Data tied to figure images
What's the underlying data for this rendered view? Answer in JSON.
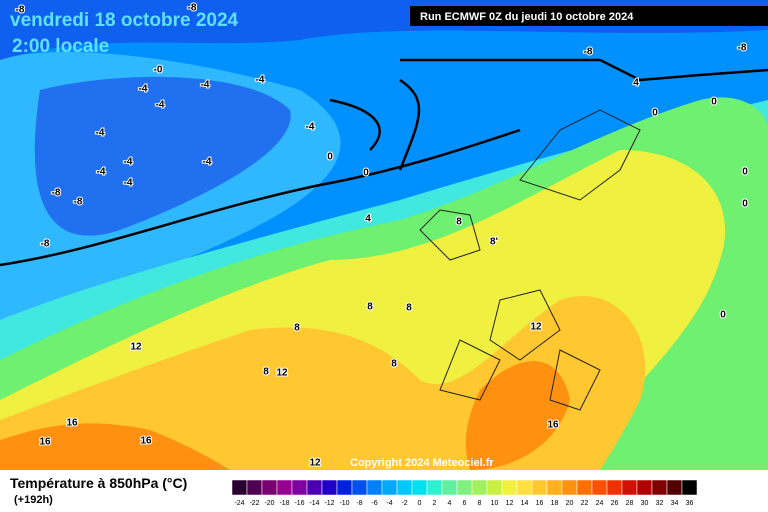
{
  "header": {
    "title": "vendredi 18 octobre 2024",
    "subtitle": "2:00 locale",
    "run": "Run ECMWF 0Z du jeudi 10 octobre 2024"
  },
  "map_labels": [
    "-8",
    "-8",
    "-8",
    "-8",
    "-0",
    "-4",
    "-4",
    "-4",
    "-4",
    "-4",
    "-4",
    "-4",
    "-4",
    "-4",
    "-4",
    "-8",
    "-8",
    "-8",
    "0",
    "0",
    "0",
    "0",
    "0",
    "0",
    "0",
    "4",
    "4",
    "8",
    "8'",
    "8",
    "8",
    "8",
    "8",
    "8",
    "12",
    "12",
    "12",
    "12",
    "16",
    "16",
    "16",
    "16"
  ],
  "copyright": "Copyright 2024 Meteociel.fr",
  "legend": {
    "title": "Température à 850hPa (°C)",
    "subtitle": "(+192h)",
    "labels": [
      -24,
      -22,
      -20,
      -18,
      -16,
      -14,
      -12,
      -10,
      -8,
      -6,
      -4,
      -2,
      0,
      2,
      4,
      6,
      8,
      10,
      12,
      14,
      16,
      18,
      20,
      22,
      24,
      26,
      28,
      30,
      32,
      34,
      36
    ],
    "colors": [
      "#2a0030",
      "#500050",
      "#780070",
      "#960090",
      "#8000a0",
      "#4a00b0",
      "#2000c8",
      "#0020e0",
      "#0050f0",
      "#0080ff",
      "#00a8ff",
      "#00c8ff",
      "#00e0f0",
      "#30f0d0",
      "#60f0a0",
      "#80f080",
      "#a0f060",
      "#c8f040",
      "#f0f040",
      "#ffe040",
      "#ffc830",
      "#ffb020",
      "#ff9010",
      "#ff7000",
      "#ff5000",
      "#f03000",
      "#d01000",
      "#b00000",
      "#800000",
      "#500000",
      "#000000"
    ]
  }
}
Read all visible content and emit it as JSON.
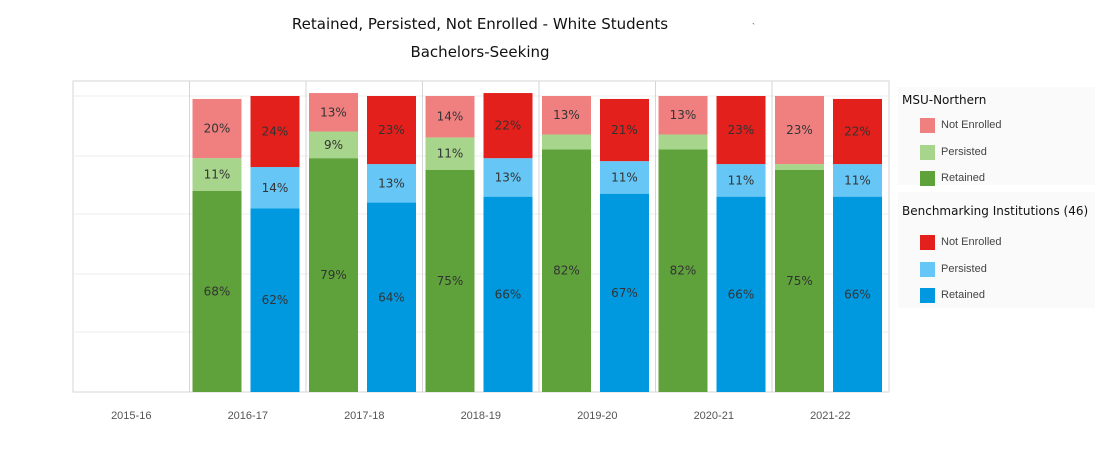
{
  "chart_data": {
    "type": "bar",
    "title": "Retained, Persisted, Not Enrolled - White Students",
    "subtitle": "Bachelors-Seeking",
    "stray_mark": "`",
    "categories": [
      "2015-16",
      "2016-17",
      "2017-18",
      "2018-19",
      "2019-20",
      "2020-21",
      "2021-22"
    ],
    "stacked": true,
    "ylim": [
      0,
      100
    ],
    "groups": [
      {
        "name": "MSU-Northern",
        "series": [
          {
            "name": "Retained",
            "color": "#5fa23b",
            "values": [
              null,
              68,
              79,
              75,
              82,
              82,
              75
            ],
            "labels": [
              "",
              "68%",
              "79%",
              "75%",
              "82%",
              "82%",
              "75%"
            ]
          },
          {
            "name": "Persisted",
            "color": "#a8d58c",
            "values": [
              null,
              11,
              9,
              11,
              5,
              5,
              2
            ],
            "labels": [
              "",
              "11%",
              "9%",
              "11%",
              "",
              "",
              ""
            ]
          },
          {
            "name": "Not Enrolled",
            "color": "#f08080",
            "values": [
              null,
              20,
              13,
              14,
              13,
              13,
              23
            ],
            "labels": [
              "",
              "20%",
              "13%",
              "14%",
              "13%",
              "13%",
              "23%"
            ]
          }
        ]
      },
      {
        "name": "Benchmarking Institutions",
        "series": [
          {
            "name": "Retained",
            "color": "#0099e0",
            "values": [
              null,
              62,
              64,
              66,
              67,
              66,
              66
            ],
            "labels": [
              "",
              "62%",
              "64%",
              "66%",
              "67%",
              "66%",
              "66%"
            ]
          },
          {
            "name": "Persisted",
            "color": "#66c6f5",
            "values": [
              null,
              14,
              13,
              13,
              11,
              11,
              11
            ],
            "labels": [
              "",
              "14%",
              "13%",
              "13%",
              "11%",
              "11%",
              "11%"
            ]
          },
          {
            "name": "Not Enrolled",
            "color": "#e3201b",
            "values": [
              null,
              24,
              23,
              22,
              21,
              23,
              22
            ],
            "labels": [
              "",
              "24%",
              "23%",
              "22%",
              "21%",
              "23%",
              "22%"
            ]
          }
        ]
      }
    ],
    "legend_position": "right"
  },
  "legend": {
    "group1": {
      "title": "MSU-Northern",
      "items": [
        {
          "label": "Not Enrolled",
          "color": "#f08080"
        },
        {
          "label": "Persisted",
          "color": "#a8d58c"
        },
        {
          "label": "Retained",
          "color": "#5fa23b"
        }
      ]
    },
    "group2": {
      "title": "Benchmarking Institutions",
      "count": "(46)",
      "items": [
        {
          "label": "Not Enrolled",
          "color": "#e3201b"
        },
        {
          "label": "Persisted",
          "color": "#66c6f5"
        },
        {
          "label": "Retained",
          "color": "#0099e0"
        }
      ]
    }
  }
}
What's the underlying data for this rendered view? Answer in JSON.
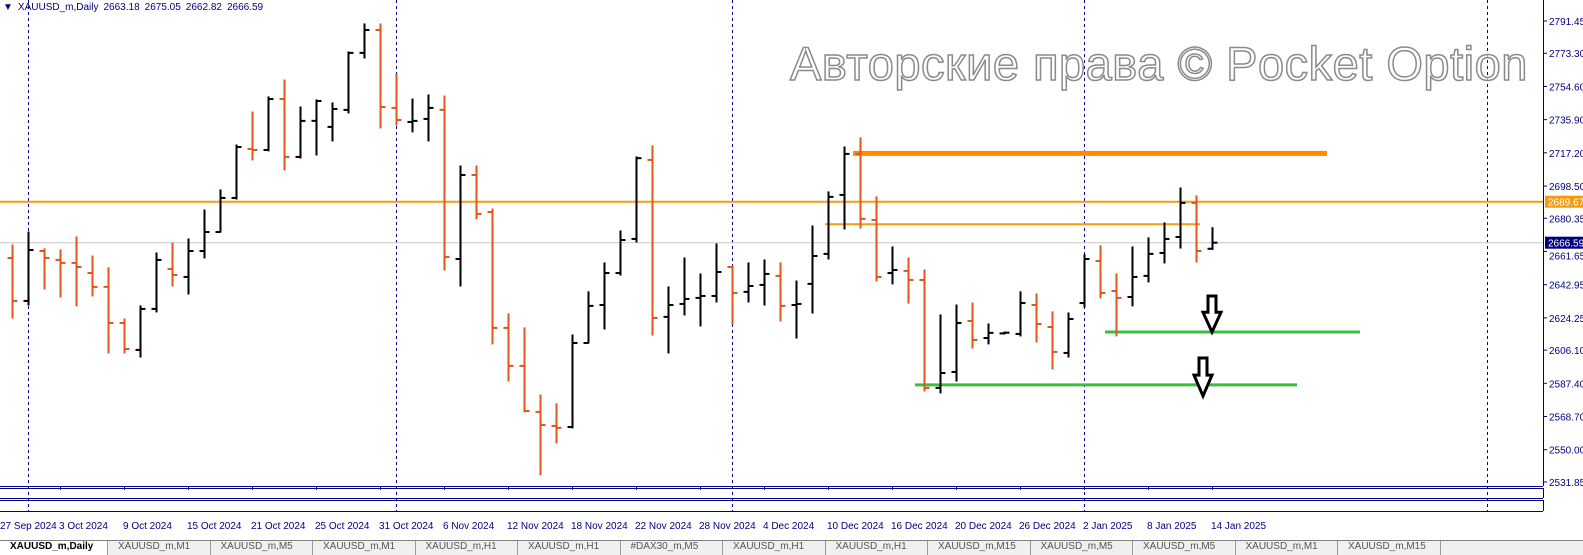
{
  "header": {
    "collapse_icon": "triangle-down-icon",
    "symbol": "XAUUSD_m,Daily",
    "open": "2663.18",
    "high": "2675.05",
    "low": "2662.82",
    "close": "2666.59"
  },
  "watermark": "Авторские права © Pocket Option",
  "tabs": [
    {
      "label": "XAUUSD_m,Daily",
      "active": true
    },
    {
      "label": "XAUUSD_m,M1"
    },
    {
      "label": "XAUUSD_m,M5"
    },
    {
      "label": "XAUUSD_m,M1"
    },
    {
      "label": "XAUUSD_m,H1"
    },
    {
      "label": "XAUUSD_m,H1"
    },
    {
      "label": "#DAX30_m,M5"
    },
    {
      "label": "XAUUSD_m,H1"
    },
    {
      "label": "XAUUSD_m,H1"
    },
    {
      "label": "XAUUSD_m,M15"
    },
    {
      "label": "XAUUSD_m,M5"
    },
    {
      "label": "XAUUSD_m,M5"
    },
    {
      "label": "XAUUSD_m,M1"
    },
    {
      "label": "XAUUSD_m,M15"
    }
  ],
  "colors": {
    "bull": "#000000",
    "bear": "#e0561a",
    "level_orange": "#f39c12",
    "level_thick": "#ff8c00",
    "support_green": "#3cbc3c",
    "axis": "#000080",
    "bid_line": "#c8c8c8",
    "bid_label_bg": "#000080",
    "level_label_bg": "#f39c12"
  },
  "chart_data": {
    "type": "ohlc-bar",
    "symbol": "XAUUSD_m",
    "timeframe": "Daily",
    "ylim": [
      2531.85,
      2791.45
    ],
    "y_ticks": [
      "2791.45",
      "2773.30",
      "2754.60",
      "2735.90",
      "2717.20",
      "2698.50",
      "2680.35",
      "2661.65",
      "2642.95",
      "2624.25",
      "2606.10",
      "2587.40",
      "2568.70",
      "2550.00",
      "2531.85"
    ],
    "x_labels": [
      {
        "text": "27 Sep 2024",
        "date": "2024.09.27"
      },
      {
        "text": "3 Oct 2024",
        "date": "2024.10.03"
      },
      {
        "text": "9 Oct 2024",
        "date": "2024.10.09"
      },
      {
        "text": "15 Oct 2024",
        "date": "2024.10.15"
      },
      {
        "text": "21 Oct 2024",
        "date": "2024.10.21"
      },
      {
        "text": "25 Oct 2024",
        "date": "2024.10.25"
      },
      {
        "text": "31 Oct 2024",
        "date": "2024.10.31"
      },
      {
        "text": "6 Nov 2024",
        "date": "2024.11.06"
      },
      {
        "text": "12 Nov 2024",
        "date": "2024.11.12"
      },
      {
        "text": "18 Nov 2024",
        "date": "2024.11.18"
      },
      {
        "text": "22 Nov 2024",
        "date": "2024.11.22"
      },
      {
        "text": "28 Nov 2024",
        "date": "2024.11.28"
      },
      {
        "text": "4 Dec 2024",
        "date": "2024.12.04"
      },
      {
        "text": "10 Dec 2024",
        "date": "2024.12.10"
      },
      {
        "text": "16 Dec 2024",
        "date": "2024.12.16"
      },
      {
        "text": "20 Dec 2024",
        "date": "2024.12.20"
      },
      {
        "text": "26 Dec 2024",
        "date": "2024.12.26"
      },
      {
        "text": "2 Jan 2025",
        "date": "2025.01.02"
      },
      {
        "text": "8 Jan 2025",
        "date": "2025.01.08"
      },
      {
        "text": "14 Jan 2025",
        "date": "2025.01.14"
      }
    ],
    "bars_format": [
      "date",
      "open",
      "high",
      "low",
      "close"
    ],
    "bars": [
      [
        "2024.09.30",
        2658.0,
        2665.3,
        2624.2,
        2633.8
      ],
      [
        "2024.10.01",
        2633.8,
        2672.6,
        2631.5,
        2662.5
      ],
      [
        "2024.10.02",
        2661.9,
        2663.1,
        2640.5,
        2658.0
      ],
      [
        "2024.10.03",
        2656.9,
        2662.5,
        2636.0,
        2655.2
      ],
      [
        "2024.10.04",
        2655.2,
        2669.8,
        2631.0,
        2652.9
      ],
      [
        "2024.10.07",
        2649.5,
        2659.1,
        2636.6,
        2641.7
      ],
      [
        "2024.10.08",
        2641.7,
        2652.4,
        2604.5,
        2621.4
      ],
      [
        "2024.10.09",
        2621.4,
        2623.6,
        2604.5,
        2606.7
      ],
      [
        "2024.10.10",
        2606.2,
        2631.0,
        2602.2,
        2629.3
      ],
      [
        "2024.10.11",
        2629.3,
        2660.8,
        2627.6,
        2656.9
      ],
      [
        "2024.10.14",
        2651.8,
        2666.4,
        2642.2,
        2648.4
      ],
      [
        "2024.10.15",
        2647.3,
        2668.7,
        2637.7,
        2661.9
      ],
      [
        "2024.10.16",
        2661.9,
        2685.0,
        2658.0,
        2672.6
      ],
      [
        "2024.10.17",
        2672.6,
        2696.3,
        2672.6,
        2691.8
      ],
      [
        "2024.10.18",
        2691.8,
        2721.6,
        2691.2,
        2720.5
      ],
      [
        "2024.10.21",
        2719.4,
        2740.2,
        2713.2,
        2718.8
      ],
      [
        "2024.10.22",
        2718.8,
        2748.7,
        2718.3,
        2747.5
      ],
      [
        "2024.10.23",
        2747.5,
        2758.2,
        2707.6,
        2714.9
      ],
      [
        "2024.10.24",
        2714.9,
        2743.0,
        2714.3,
        2735.2
      ],
      [
        "2024.10.25",
        2735.2,
        2747.0,
        2716.0,
        2746.4
      ],
      [
        "2024.10.28",
        2731.8,
        2745.3,
        2723.9,
        2741.9
      ],
      [
        "2024.10.29",
        2741.4,
        2774.0,
        2739.7,
        2773.5
      ],
      [
        "2024.10.30",
        2773.5,
        2789.8,
        2770.6,
        2786.4
      ],
      [
        "2024.10.31",
        2786.4,
        2789.8,
        2731.2,
        2743.0
      ],
      [
        "2024.11.01",
        2742.5,
        2761.6,
        2732.9,
        2735.7
      ],
      [
        "2024.11.04",
        2734.6,
        2747.5,
        2729.0,
        2735.2
      ],
      [
        "2024.11.05",
        2736.3,
        2749.8,
        2723.9,
        2742.5
      ],
      [
        "2024.11.06",
        2741.4,
        2749.2,
        2651.2,
        2658.6
      ],
      [
        "2024.11.07",
        2657.4,
        2709.8,
        2642.2,
        2704.7
      ],
      [
        "2024.11.08",
        2704.7,
        2709.8,
        2680.0,
        2682.8
      ],
      [
        "2024.11.11",
        2683.9,
        2685.6,
        2609.6,
        2618.6
      ],
      [
        "2024.11.12",
        2618.6,
        2626.5,
        2588.7,
        2597.2
      ],
      [
        "2024.11.13",
        2597.2,
        2618.6,
        2571.3,
        2571.8
      ],
      [
        "2024.11.14",
        2571.3,
        2580.8,
        2535.8,
        2563.9
      ],
      [
        "2024.11.15",
        2563.4,
        2575.8,
        2553.8,
        2562.3
      ],
      [
        "2024.11.18",
        2562.8,
        2614.6,
        2562.3,
        2610.1
      ],
      [
        "2024.11.19",
        2610.1,
        2638.9,
        2610.1,
        2631.0
      ],
      [
        "2024.11.20",
        2631.5,
        2655.2,
        2618.0,
        2649.5
      ],
      [
        "2024.11.21",
        2649.5,
        2673.2,
        2648.4,
        2668.1
      ],
      [
        "2024.11.22",
        2668.7,
        2714.9,
        2667.0,
        2714.2
      ],
      [
        "2024.11.25",
        2713.2,
        2721.1,
        2614.6,
        2624.2
      ],
      [
        "2024.11.26",
        2624.8,
        2641.7,
        2604.5,
        2631.5
      ],
      [
        "2024.11.27",
        2632.1,
        2658.0,
        2625.9,
        2634.9
      ],
      [
        "2024.11.28",
        2635.5,
        2649.0,
        2619.7,
        2636.6
      ],
      [
        "2024.11.29",
        2636.6,
        2665.9,
        2633.2,
        2650.1
      ],
      [
        "2024.12.02",
        2652.9,
        2653.5,
        2620.8,
        2638.3
      ],
      [
        "2024.12.03",
        2638.9,
        2655.2,
        2633.2,
        2642.2
      ],
      [
        "2024.12.04",
        2642.8,
        2656.9,
        2631.5,
        2649.0
      ],
      [
        "2024.12.05",
        2647.9,
        2655.2,
        2622.5,
        2631.0
      ],
      [
        "2024.12.06",
        2631.5,
        2645.0,
        2612.9,
        2632.1
      ],
      [
        "2024.12.09",
        2643.4,
        2676.0,
        2627.0,
        2659.1
      ],
      [
        "2024.12.10",
        2660.3,
        2695.2,
        2657.4,
        2692.4
      ],
      [
        "2024.12.11",
        2693.5,
        2720.5,
        2674.3,
        2716.6
      ],
      [
        "2024.12.12",
        2716.6,
        2725.6,
        2674.9,
        2680.0
      ],
      [
        "2024.12.13",
        2679.4,
        2692.4,
        2645.0,
        2647.3
      ],
      [
        "2024.12.16",
        2649.5,
        2664.2,
        2643.4,
        2651.2
      ],
      [
        "2024.12.17",
        2650.7,
        2658.0,
        2632.6,
        2645.6
      ],
      [
        "2024.12.18",
        2645.6,
        2651.2,
        2583.1,
        2584.8
      ],
      [
        "2024.12.19",
        2584.8,
        2625.9,
        2582.0,
        2593.2
      ],
      [
        "2024.12.20",
        2593.8,
        2631.5,
        2588.7,
        2621.4
      ],
      [
        "2024.12.23",
        2622.5,
        2632.6,
        2607.3,
        2611.8
      ],
      [
        "2024.12.24",
        2612.9,
        2620.8,
        2609.6,
        2615.8
      ],
      [
        "2024.12.25",
        2615.5,
        2616.3,
        2615.2,
        2615.9
      ],
      [
        "2024.12.26",
        2615.2,
        2638.9,
        2614.1,
        2632.6
      ],
      [
        "2024.12.27",
        2631.5,
        2637.7,
        2610.7,
        2620.8
      ],
      [
        "2024.12.30",
        2619.1,
        2627.6,
        2595.5,
        2605.1
      ],
      [
        "2024.12.31",
        2604.5,
        2627.0,
        2602.2,
        2623.6
      ],
      [
        "2025.01.02",
        2632.6,
        2659.7,
        2630.4,
        2657.4
      ],
      [
        "2025.01.03",
        2656.3,
        2664.8,
        2635.5,
        2638.3
      ],
      [
        "2025.01.06",
        2639.4,
        2649.0,
        2614.1,
        2635.5
      ],
      [
        "2025.01.07",
        2636.0,
        2664.2,
        2631.0,
        2647.3
      ],
      [
        "2025.01.08",
        2647.9,
        2669.3,
        2644.5,
        2660.3
      ],
      [
        "2025.01.09",
        2660.8,
        2677.7,
        2655.2,
        2668.7
      ],
      [
        "2025.01.10",
        2669.8,
        2697.4,
        2663.6,
        2689.0
      ],
      [
        "2025.01.13",
        2689.0,
        2692.9,
        2655.7,
        2661.9
      ],
      [
        "2025.01.14",
        2663.18,
        2675.05,
        2662.82,
        2666.59
      ]
    ],
    "bid": {
      "price": "2666.59"
    },
    "levels": [
      {
        "name": "resistance-thick",
        "price": 2716.9,
        "color": "level_thick"
      },
      {
        "name": "resistance-level",
        "price": 2689.67,
        "label": "2689.67",
        "color": "level_orange"
      },
      {
        "name": "resistance-short",
        "price": 2677.0,
        "color": "level_orange"
      },
      {
        "name": "support-upper",
        "price": 2616.3,
        "color": "support_green"
      },
      {
        "name": "support-lower",
        "price": 2586.5,
        "color": "support_green"
      }
    ],
    "arrows": [
      {
        "name": "down-arrow-upper",
        "direction": "down"
      },
      {
        "name": "down-arrow-lower",
        "direction": "down"
      }
    ]
  }
}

• Short problem:
Look through the data and show every line containing "Northern".

• Task response:
        "name": "MSU-Northern",
      "title": "MSU-Northern",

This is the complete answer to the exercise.